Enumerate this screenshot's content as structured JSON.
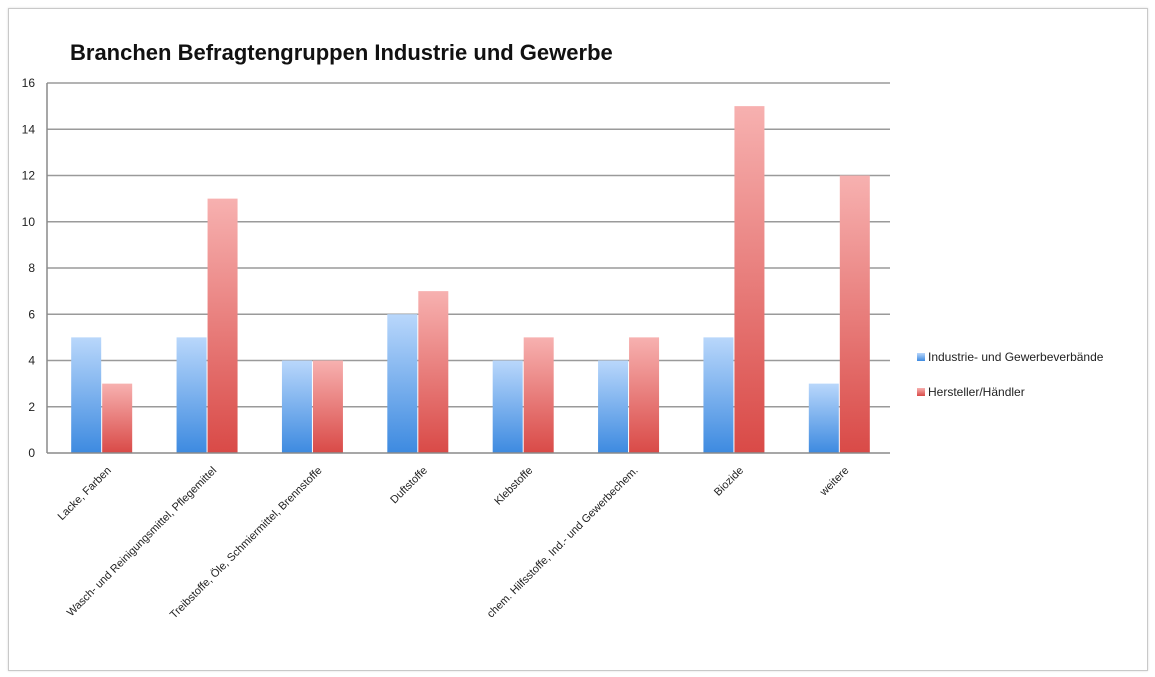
{
  "chart_data": {
    "type": "bar",
    "title": "Branchen Befragtengruppen Industrie und Gewerbe",
    "xlabel": "",
    "ylabel": "",
    "ylim": [
      0,
      16
    ],
    "yticks": [
      0,
      2,
      4,
      6,
      8,
      10,
      12,
      14,
      16
    ],
    "grid": true,
    "legend_position": "right",
    "categories": [
      "Lacke, Farben",
      "Wasch- und Reinigungsmittel, Pflegemittel",
      "Treibstoffe, Öle, Schmiermittel, Brennstoffe",
      "Duftstoffe",
      "Klebstoffe",
      "chem. Hilfsstoffe, Ind.- und Gewerbechem.",
      "Biozide",
      "weitere"
    ],
    "series": [
      {
        "name": "Industrie- und Gewerbeverbände",
        "color": "#6fa8e8",
        "values": [
          5,
          5,
          4,
          6,
          4,
          4,
          5,
          3
        ]
      },
      {
        "name": "Hersteller/Händler",
        "color": "#e06666",
        "values": [
          3,
          11,
          4,
          7,
          5,
          5,
          15,
          12
        ]
      }
    ]
  }
}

● ● ● ● ● ● ●

Problem details: Transcribe the full listing character for character. Pictures are excluded.

Answer:
Enumerate this screenshot's content as structured JSON.
{
  "chart_data": {
    "type": "bar",
    "title": "Branchen Befragtengruppen Industrie und Gewerbe",
    "xlabel": "",
    "ylabel": "",
    "ylim": [
      0,
      16
    ],
    "yticks": [
      0,
      2,
      4,
      6,
      8,
      10,
      12,
      14,
      16
    ],
    "grid": true,
    "legend_position": "right",
    "categories": [
      "Lacke, Farben",
      "Wasch- und Reinigungsmittel, Pflegemittel",
      "Treibstoffe, Öle, Schmiermittel, Brennstoffe",
      "Duftstoffe",
      "Klebstoffe",
      "chem. Hilfsstoffe, Ind.- und Gewerbechem.",
      "Biozide",
      "weitere"
    ],
    "series": [
      {
        "name": "Industrie- und Gewerbeverbände",
        "color": "#6fa8e8",
        "values": [
          5,
          5,
          4,
          6,
          4,
          4,
          5,
          3
        ]
      },
      {
        "name": "Hersteller/Händler",
        "color": "#e06666",
        "values": [
          3,
          11,
          4,
          7,
          5,
          5,
          15,
          12
        ]
      }
    ]
  }
}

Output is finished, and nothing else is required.